Which lines in the records below contain the string "超重车辆数"? Return each of those lines in full.

--- start of GIVEN INFORMATION ---

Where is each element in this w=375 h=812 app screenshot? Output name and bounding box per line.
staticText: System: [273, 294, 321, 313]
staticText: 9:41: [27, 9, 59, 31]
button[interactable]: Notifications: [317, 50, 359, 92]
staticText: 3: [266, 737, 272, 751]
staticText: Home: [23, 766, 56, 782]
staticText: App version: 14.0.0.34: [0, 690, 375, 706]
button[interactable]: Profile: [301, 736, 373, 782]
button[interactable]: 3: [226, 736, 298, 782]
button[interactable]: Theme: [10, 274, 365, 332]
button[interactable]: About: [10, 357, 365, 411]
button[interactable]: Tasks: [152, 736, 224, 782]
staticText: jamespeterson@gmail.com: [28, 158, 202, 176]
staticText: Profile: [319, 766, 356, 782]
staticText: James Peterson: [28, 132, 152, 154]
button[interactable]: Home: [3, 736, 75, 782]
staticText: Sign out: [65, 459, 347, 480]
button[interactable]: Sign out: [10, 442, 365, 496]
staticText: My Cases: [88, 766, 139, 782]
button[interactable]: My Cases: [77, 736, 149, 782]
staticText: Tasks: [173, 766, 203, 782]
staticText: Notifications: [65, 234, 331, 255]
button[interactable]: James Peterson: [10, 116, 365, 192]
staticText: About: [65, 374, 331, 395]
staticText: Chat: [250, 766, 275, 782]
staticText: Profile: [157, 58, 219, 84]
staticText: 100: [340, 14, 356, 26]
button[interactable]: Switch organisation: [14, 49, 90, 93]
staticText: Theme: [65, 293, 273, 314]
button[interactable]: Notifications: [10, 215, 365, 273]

--- end of GIVEN INFORMATION ---
--- start of GIVEN INFORMATION ---

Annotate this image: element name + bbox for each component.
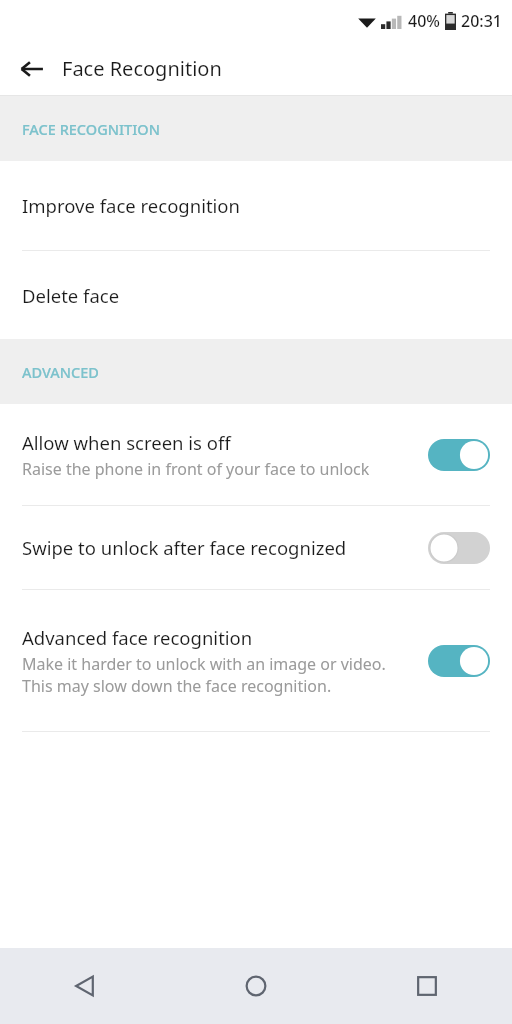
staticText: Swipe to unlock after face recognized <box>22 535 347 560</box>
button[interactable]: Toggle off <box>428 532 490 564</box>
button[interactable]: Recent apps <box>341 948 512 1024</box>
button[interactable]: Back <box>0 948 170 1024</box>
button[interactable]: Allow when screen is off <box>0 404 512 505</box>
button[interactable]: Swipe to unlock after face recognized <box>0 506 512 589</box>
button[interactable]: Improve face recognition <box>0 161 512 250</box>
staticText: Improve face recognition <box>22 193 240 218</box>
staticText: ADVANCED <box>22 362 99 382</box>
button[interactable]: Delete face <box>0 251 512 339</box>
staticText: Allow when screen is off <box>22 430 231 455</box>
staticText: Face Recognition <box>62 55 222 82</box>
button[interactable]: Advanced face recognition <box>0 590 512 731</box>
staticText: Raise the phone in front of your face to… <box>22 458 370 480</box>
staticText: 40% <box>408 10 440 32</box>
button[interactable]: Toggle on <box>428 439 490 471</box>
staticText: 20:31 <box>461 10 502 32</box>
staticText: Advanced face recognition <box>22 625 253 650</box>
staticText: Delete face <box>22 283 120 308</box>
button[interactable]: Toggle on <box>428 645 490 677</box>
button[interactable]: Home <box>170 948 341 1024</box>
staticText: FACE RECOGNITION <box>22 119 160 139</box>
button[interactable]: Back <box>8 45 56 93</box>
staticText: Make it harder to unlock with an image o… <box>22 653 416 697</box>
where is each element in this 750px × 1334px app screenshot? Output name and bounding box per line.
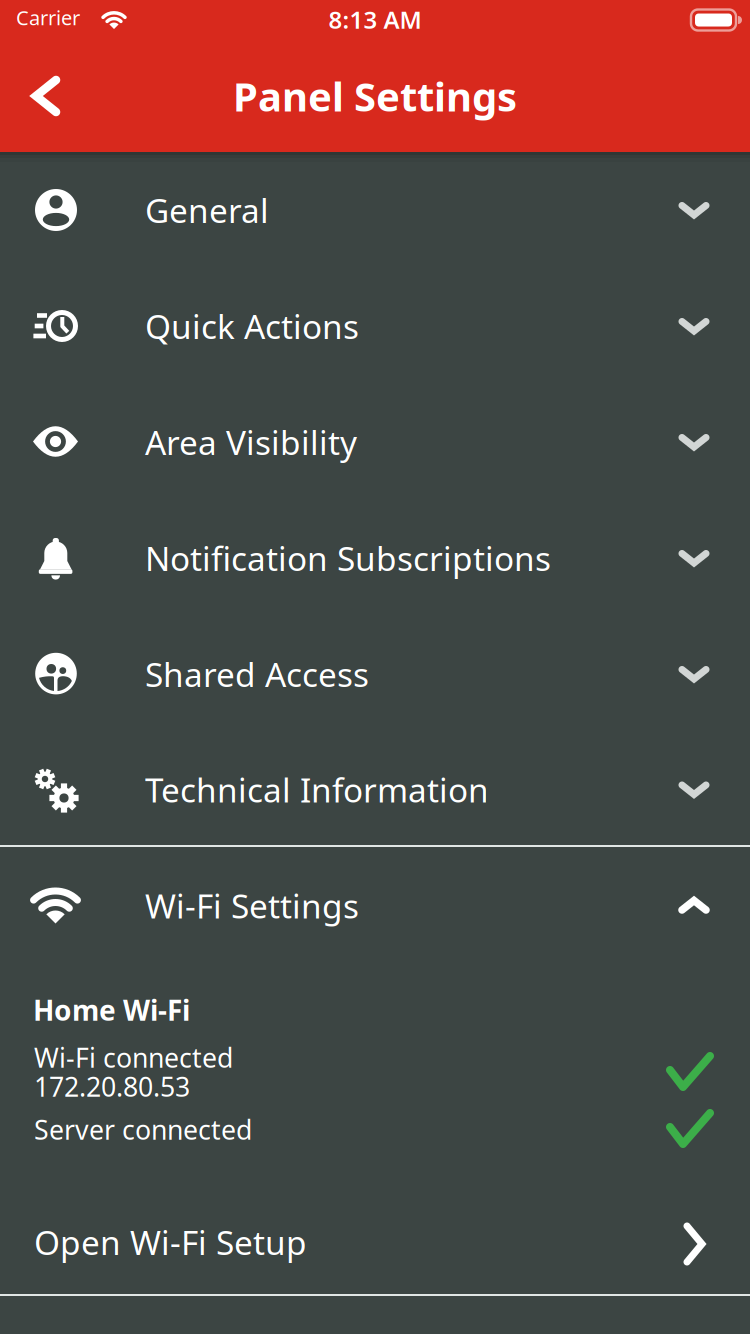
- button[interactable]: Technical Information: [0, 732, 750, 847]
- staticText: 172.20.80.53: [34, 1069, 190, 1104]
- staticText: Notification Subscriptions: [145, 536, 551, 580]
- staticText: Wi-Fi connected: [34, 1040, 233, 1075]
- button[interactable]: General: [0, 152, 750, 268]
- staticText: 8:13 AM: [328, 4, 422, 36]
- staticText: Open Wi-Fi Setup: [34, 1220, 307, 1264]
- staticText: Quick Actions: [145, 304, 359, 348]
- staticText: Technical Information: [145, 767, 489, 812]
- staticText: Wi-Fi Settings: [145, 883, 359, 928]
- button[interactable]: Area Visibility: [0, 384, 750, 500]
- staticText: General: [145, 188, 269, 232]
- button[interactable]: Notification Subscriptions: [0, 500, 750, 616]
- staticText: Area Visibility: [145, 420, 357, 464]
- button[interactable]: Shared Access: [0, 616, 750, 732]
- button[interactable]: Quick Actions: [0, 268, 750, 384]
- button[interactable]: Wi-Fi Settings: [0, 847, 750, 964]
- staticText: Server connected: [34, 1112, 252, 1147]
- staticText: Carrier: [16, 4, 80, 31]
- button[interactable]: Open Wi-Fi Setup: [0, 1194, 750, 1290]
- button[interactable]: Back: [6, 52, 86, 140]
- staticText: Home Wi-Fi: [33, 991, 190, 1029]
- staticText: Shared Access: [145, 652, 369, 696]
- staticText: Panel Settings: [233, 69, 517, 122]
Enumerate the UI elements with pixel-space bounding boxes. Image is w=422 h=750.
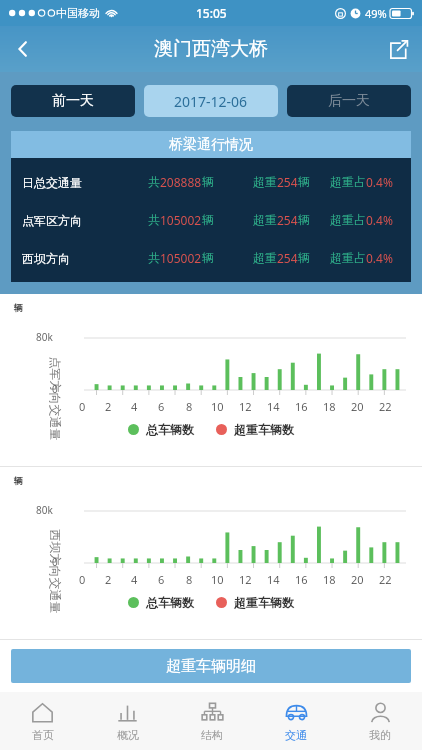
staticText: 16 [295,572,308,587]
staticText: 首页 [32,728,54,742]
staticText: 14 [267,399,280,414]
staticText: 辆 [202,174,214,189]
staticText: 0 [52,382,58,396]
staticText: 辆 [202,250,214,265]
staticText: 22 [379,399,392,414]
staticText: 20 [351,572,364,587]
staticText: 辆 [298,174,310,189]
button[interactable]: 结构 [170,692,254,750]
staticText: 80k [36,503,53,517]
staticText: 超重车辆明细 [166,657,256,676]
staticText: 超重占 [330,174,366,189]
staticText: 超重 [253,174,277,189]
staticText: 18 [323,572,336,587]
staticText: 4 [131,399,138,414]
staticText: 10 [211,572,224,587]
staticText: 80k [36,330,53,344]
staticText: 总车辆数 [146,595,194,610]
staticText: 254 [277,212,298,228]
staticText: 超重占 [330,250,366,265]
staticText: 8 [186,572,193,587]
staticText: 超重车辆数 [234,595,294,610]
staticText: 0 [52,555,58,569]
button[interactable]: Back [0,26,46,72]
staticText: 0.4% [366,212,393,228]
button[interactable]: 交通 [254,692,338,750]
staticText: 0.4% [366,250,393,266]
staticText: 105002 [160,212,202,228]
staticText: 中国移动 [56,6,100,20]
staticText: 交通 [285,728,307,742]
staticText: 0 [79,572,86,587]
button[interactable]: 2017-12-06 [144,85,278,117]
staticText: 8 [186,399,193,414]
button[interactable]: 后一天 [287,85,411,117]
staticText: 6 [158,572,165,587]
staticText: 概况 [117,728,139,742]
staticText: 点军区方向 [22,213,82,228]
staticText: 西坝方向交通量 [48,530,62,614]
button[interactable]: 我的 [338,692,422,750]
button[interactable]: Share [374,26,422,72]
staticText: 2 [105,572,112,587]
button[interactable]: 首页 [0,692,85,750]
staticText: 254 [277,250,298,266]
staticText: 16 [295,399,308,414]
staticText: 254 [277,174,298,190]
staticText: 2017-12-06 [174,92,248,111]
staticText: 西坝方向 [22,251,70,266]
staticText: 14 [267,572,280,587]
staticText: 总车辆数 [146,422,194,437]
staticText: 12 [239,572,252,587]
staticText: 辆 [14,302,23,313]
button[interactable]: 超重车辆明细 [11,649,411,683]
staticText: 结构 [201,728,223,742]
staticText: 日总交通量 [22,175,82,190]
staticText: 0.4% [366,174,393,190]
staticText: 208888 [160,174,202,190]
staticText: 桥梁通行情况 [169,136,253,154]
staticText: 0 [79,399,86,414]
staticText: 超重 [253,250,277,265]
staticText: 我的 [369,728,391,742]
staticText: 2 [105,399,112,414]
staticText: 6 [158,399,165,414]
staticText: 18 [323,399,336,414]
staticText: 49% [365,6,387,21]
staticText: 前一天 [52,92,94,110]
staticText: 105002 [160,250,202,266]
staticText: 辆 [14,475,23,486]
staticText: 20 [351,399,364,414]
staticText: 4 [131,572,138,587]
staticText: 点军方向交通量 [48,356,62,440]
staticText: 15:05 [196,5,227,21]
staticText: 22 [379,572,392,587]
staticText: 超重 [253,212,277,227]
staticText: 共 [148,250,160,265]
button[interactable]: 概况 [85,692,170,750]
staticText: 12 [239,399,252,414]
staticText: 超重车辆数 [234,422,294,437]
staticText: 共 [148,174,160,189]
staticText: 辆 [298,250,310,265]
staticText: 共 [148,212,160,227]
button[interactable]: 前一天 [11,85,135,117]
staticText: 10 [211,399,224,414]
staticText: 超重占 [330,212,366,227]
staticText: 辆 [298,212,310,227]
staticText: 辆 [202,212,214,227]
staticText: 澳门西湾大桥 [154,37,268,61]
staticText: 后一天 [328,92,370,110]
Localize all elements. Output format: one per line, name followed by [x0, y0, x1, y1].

--- end of GIVEN INFORMATION ---
--- start of GIVEN INFORMATION ---

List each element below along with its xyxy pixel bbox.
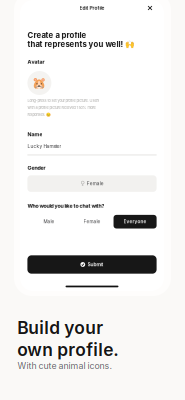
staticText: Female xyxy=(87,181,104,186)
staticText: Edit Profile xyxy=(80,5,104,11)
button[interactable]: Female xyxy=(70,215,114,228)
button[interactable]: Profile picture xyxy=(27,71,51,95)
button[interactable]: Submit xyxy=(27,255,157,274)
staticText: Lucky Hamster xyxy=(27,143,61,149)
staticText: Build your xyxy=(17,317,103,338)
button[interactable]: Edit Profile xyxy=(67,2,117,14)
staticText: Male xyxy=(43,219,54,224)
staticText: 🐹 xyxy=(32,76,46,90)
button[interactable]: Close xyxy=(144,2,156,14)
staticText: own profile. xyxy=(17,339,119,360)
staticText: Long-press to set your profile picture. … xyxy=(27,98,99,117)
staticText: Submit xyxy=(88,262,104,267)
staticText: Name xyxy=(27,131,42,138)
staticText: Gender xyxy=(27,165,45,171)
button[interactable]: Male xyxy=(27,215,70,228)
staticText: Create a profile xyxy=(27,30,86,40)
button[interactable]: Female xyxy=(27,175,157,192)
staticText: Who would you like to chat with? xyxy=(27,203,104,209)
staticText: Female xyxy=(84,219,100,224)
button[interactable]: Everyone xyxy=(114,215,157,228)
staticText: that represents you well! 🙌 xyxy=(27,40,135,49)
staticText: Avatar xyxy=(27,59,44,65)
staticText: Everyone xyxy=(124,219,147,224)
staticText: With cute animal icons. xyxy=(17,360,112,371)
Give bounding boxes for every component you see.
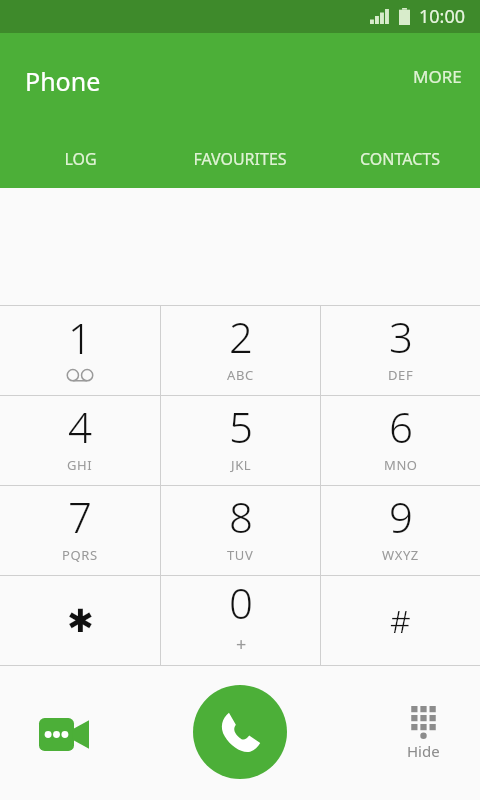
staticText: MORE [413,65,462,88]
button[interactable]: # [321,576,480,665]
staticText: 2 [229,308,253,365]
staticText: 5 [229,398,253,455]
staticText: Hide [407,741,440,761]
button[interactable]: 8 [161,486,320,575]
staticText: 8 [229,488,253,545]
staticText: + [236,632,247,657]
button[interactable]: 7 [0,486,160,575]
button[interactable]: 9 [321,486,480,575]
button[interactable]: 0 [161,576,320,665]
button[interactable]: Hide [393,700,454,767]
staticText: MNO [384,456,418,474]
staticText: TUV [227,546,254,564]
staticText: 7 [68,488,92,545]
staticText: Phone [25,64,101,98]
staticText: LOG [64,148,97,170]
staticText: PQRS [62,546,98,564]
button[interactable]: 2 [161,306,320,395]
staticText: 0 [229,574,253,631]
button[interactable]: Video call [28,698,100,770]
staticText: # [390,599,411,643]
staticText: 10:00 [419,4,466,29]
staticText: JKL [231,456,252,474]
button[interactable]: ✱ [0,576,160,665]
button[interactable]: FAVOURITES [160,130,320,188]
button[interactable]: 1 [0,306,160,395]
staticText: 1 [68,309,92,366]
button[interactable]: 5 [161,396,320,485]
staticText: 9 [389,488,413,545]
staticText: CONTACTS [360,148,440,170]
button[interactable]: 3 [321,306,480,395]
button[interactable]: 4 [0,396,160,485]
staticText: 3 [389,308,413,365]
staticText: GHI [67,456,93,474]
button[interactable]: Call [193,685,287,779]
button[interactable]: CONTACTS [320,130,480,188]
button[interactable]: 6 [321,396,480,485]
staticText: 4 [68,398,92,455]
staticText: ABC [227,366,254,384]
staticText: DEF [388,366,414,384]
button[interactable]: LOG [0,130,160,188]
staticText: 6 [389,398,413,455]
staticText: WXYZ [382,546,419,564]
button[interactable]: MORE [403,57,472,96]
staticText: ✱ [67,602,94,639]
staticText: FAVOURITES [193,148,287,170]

--- end of GIVEN INFORMATION ---

> [SOLUTION FOR THIS PROBLEM]:
staticText: 超重车辆数 [234,595,294,610]
staticText: 超重车辆数 [234,422,294,437]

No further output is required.